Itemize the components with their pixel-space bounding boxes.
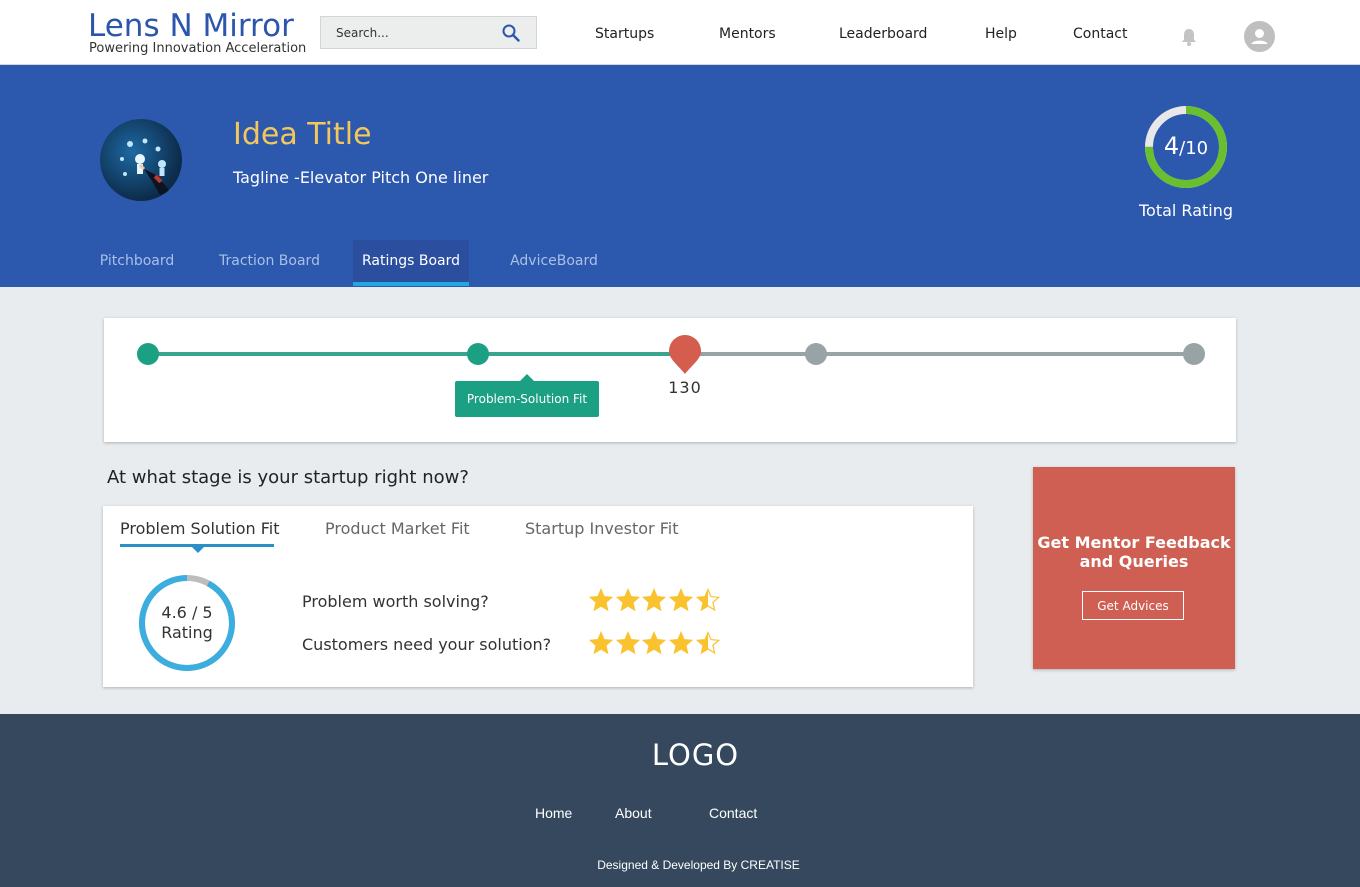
- total-rating-value: 4/10: [1143, 132, 1229, 160]
- criterion-label: Problem worth solving?: [302, 592, 489, 611]
- footer-logo[interactable]: LOGO: [0, 738, 1360, 772]
- top-navbar: Lens N Mirror Powering Innovation Accele…: [0, 0, 1360, 65]
- search-box: [320, 16, 537, 49]
- stage-tab-problem-solution-fit[interactable]: Problem Solution Fit: [120, 519, 280, 538]
- mentor-title-line-2: and Queries: [1079, 552, 1189, 571]
- footer-link-about[interactable]: About: [615, 805, 652, 821]
- star-filled-icon[interactable]: [642, 588, 667, 612]
- brand-subtitle: Powering Innovation Acceleration: [89, 41, 307, 56]
- nav-startups[interactable]: Startups: [595, 26, 654, 42]
- total-rating-label: Total Rating: [1138, 201, 1234, 220]
- notification-bell-icon[interactable]: [1179, 27, 1199, 47]
- search-input[interactable]: [336, 24, 496, 42]
- star-filled-icon[interactable]: [615, 588, 640, 612]
- search-icon[interactable]: [501, 23, 521, 43]
- nav-help[interactable]: Help: [985, 26, 1017, 42]
- footer-link-home[interactable]: Home: [535, 805, 572, 821]
- footer: LOGO Home About Contact Designed & Devel…: [0, 714, 1360, 887]
- get-advices-button[interactable]: Get Advices: [1082, 591, 1184, 620]
- rating-max: /10: [1179, 138, 1209, 159]
- stage-tab-product-market-fit[interactable]: Product Market Fit: [325, 519, 470, 538]
- active-tab-caret-icon: [192, 547, 204, 553]
- stage-progress-card: Problem-Solution Fit 130: [104, 318, 1236, 442]
- stage-score-label: Rating: [161, 623, 213, 642]
- star-filled-icon[interactable]: [642, 631, 667, 655]
- footer-credit: Designed & Developed By CREATISE: [597, 858, 800, 872]
- mentor-card-title: Get Mentor Feedback and Queries: [1033, 533, 1235, 571]
- star-filled-icon[interactable]: [669, 631, 694, 655]
- user-avatar[interactable]: [1244, 21, 1275, 52]
- nav-mentors[interactable]: Mentors: [719, 26, 776, 42]
- stage-tab-startup-investor-fit[interactable]: Startup Investor Fit: [525, 519, 678, 538]
- rating-score: 4: [1163, 132, 1180, 160]
- idea-title: Idea Title: [233, 117, 372, 152]
- stage-score-value: 4.6 / 5: [161, 603, 213, 622]
- marker-value: 130: [668, 378, 702, 397]
- step-dot-1[interactable]: [137, 343, 159, 365]
- current-position-marker-icon[interactable]: [669, 335, 701, 374]
- mentor-feedback-card: Get Mentor Feedback and Queries Get Advi…: [1033, 467, 1235, 669]
- criterion-star-rating[interactable]: [589, 631, 729, 657]
- criterion-label: Customers need your solution?: [302, 635, 552, 654]
- tab-pitchboard[interactable]: Pitchboard: [90, 240, 184, 286]
- tab-adviceboard[interactable]: AdviceBoard: [500, 240, 608, 286]
- stage-question-heading: At what stage is your startup right now?: [107, 467, 469, 488]
- star-filled-icon[interactable]: [589, 631, 613, 655]
- star-filled-icon[interactable]: [669, 588, 694, 612]
- step-dot-2[interactable]: [467, 343, 489, 365]
- idea-tagline: Tagline -Elevator Pitch One liner: [233, 168, 489, 187]
- tab-traction-board[interactable]: Traction Board: [210, 240, 329, 286]
- nav-contact[interactable]: Contact: [1073, 26, 1127, 42]
- idea-logo-image: [100, 119, 182, 201]
- stage-ratings-card: Problem Solution Fit Product Market Fit …: [103, 506, 973, 687]
- star-filled-icon[interactable]: [615, 631, 640, 655]
- nav-leaderboard[interactable]: Leaderboard: [839, 26, 927, 42]
- star-half-icon[interactable]: [695, 631, 720, 655]
- star-half-icon[interactable]: [695, 588, 720, 612]
- mentor-title-line-1: Get Mentor Feedback: [1037, 533, 1231, 552]
- footer-link-contact[interactable]: Contact: [709, 805, 757, 821]
- idea-hero-banner: Idea Title Tagline -Elevator Pitch One l…: [0, 65, 1360, 287]
- user-icon: [1251, 29, 1268, 44]
- current-step-tooltip: Problem-Solution Fit: [455, 374, 599, 417]
- step-dot-3[interactable]: [805, 343, 827, 365]
- tab-ratings-board[interactable]: Ratings Board: [353, 240, 469, 286]
- brand-title[interactable]: Lens N Mirror: [88, 8, 294, 44]
- step-dot-4[interactable]: [1183, 343, 1205, 365]
- stage-score: 4.6 / 5 Rating: [137, 603, 237, 643]
- criterion-star-rating[interactable]: [589, 588, 729, 614]
- star-filled-icon[interactable]: [589, 588, 613, 612]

-----

THE EXERCISE: Rewrite the whole listing with "Get Advices" replaced by "Get Advice" and everything else unchanged. Leave out the pictures.

THE REPLY:
Itemize the components with their pixel-space bounding boxes.
- total-rating-value: 4/10: [1143, 132, 1229, 160]
- criterion-label: Problem worth solving?: [302, 592, 489, 611]
- footer-logo[interactable]: LOGO: [0, 738, 1360, 772]
- top-navbar: Lens N Mirror Powering Innovation Accele…: [0, 0, 1360, 65]
- search-box: [320, 16, 537, 49]
- stage-tab-problem-solution-fit[interactable]: Problem Solution Fit: [120, 519, 280, 538]
- mentor-title-line-2: and Queries: [1079, 552, 1189, 571]
- footer-link-about[interactable]: About: [615, 805, 652, 821]
- star-filled-icon[interactable]: [642, 588, 667, 612]
- brand-subtitle: Powering Innovation Acceleration: [89, 41, 307, 56]
- nav-startups[interactable]: Startups: [595, 26, 654, 42]
- total-rating-label: Total Rating: [1138, 201, 1234, 220]
- notification-bell-icon[interactable]: [1179, 27, 1199, 47]
- search-input[interactable]: [336, 24, 496, 42]
- star-filled-icon[interactable]: [615, 588, 640, 612]
- search-icon[interactable]: [501, 23, 521, 43]
- nav-help[interactable]: Help: [985, 26, 1017, 42]
- footer-link-home[interactable]: Home: [535, 805, 572, 821]
- footer: LOGO Home About Contact Designed & Devel…: [0, 714, 1360, 887]
- get-advices-button[interactable]: Get Advice: [1082, 591, 1184, 620]
- rating-max: /10: [1179, 138, 1209, 159]
- stage-tab-product-market-fit[interactable]: Product Market Fit: [325, 519, 470, 538]
- active-tab-caret-icon: [192, 547, 204, 553]
- stage-progress-card: Problem-Solution Fit 130: [104, 318, 1236, 442]
- stage-score-label: Rating: [161, 623, 213, 642]
- star-filled-icon[interactable]: [642, 631, 667, 655]
- footer-credit: Designed & Developed By CREATISE: [597, 858, 800, 872]
- mentor-card-title: Get Mentor Feedback and Queries: [1033, 533, 1235, 571]
- star-filled-icon[interactable]: [669, 631, 694, 655]
- user-avatar[interactable]: [1244, 21, 1275, 52]
- nav-mentors[interactable]: Mentors: [719, 26, 776, 42]
- stage-tab-startup-investor-fit[interactable]: Startup Investor Fit: [525, 519, 678, 538]
- rating-score: 4: [1163, 132, 1180, 160]
- idea-title: Idea Title: [233, 117, 372, 152]
- stage-score-value: 4.6 / 5: [161, 603, 213, 622]
- marker-value: 130: [668, 378, 702, 397]
- step-dot-1[interactable]: [137, 343, 159, 365]
- current-position-marker-icon[interactable]: [669, 335, 701, 374]
- mentor-feedback-card: Get Mentor Feedback and Queries Get Advi…: [1033, 467, 1235, 669]
- criterion-star-rating[interactable]: [589, 631, 729, 657]
- criterion-label: Customers need your solution?: [302, 635, 552, 654]
- tab-pitchboard[interactable]: Pitchboard: [90, 240, 184, 286]
- tab-adviceboard[interactable]: AdviceBoard: [500, 240, 608, 286]
- stage-question-heading: At what stage is your startup right now?: [107, 467, 469, 488]
- star-filled-icon[interactable]: [589, 631, 613, 655]
- star-filled-icon[interactable]: [669, 588, 694, 612]
- step-dot-2[interactable]: [467, 343, 489, 365]
- idea-tagline: Tagline -Elevator Pitch One liner: [233, 168, 489, 187]
- tab-traction-board[interactable]: Traction Board: [210, 240, 329, 286]
- nav-contact[interactable]: Contact: [1073, 26, 1127, 42]
- idea-logo-image: [100, 119, 182, 201]
- stage-ratings-card: Problem Solution Fit Product Market Fit …: [103, 506, 973, 687]
- star-filled-icon[interactable]: [615, 631, 640, 655]
- nav-leaderboard[interactable]: Leaderboard: [839, 26, 927, 42]
- star-half-icon[interactable]: [695, 631, 720, 655]
- star-half-icon[interactable]: [695, 588, 720, 612]
- mentor-title-line-1: Get Mentor Feedback: [1037, 533, 1231, 552]
- footer-link-contact[interactable]: Contact: [709, 805, 757, 821]
- idea-hero-banner: Idea Title Tagline -Elevator Pitch One l…: [0, 65, 1360, 287]
- user-icon: [1251, 29, 1268, 44]
- current-step-tooltip: Problem-Solution Fit: [455, 374, 599, 417]
- step-dot-3[interactable]: [805, 343, 827, 365]
- tab-ratings-board[interactable]: Ratings Board: [353, 240, 469, 286]
- brand-title[interactable]: Lens N Mirror: [88, 8, 294, 44]
- step-dot-4[interactable]: [1183, 343, 1205, 365]
- stage-score: 4.6 / 5 Rating: [137, 603, 237, 643]
- criterion-star-rating[interactable]: [589, 588, 729, 614]
- star-filled-icon[interactable]: [589, 588, 613, 612]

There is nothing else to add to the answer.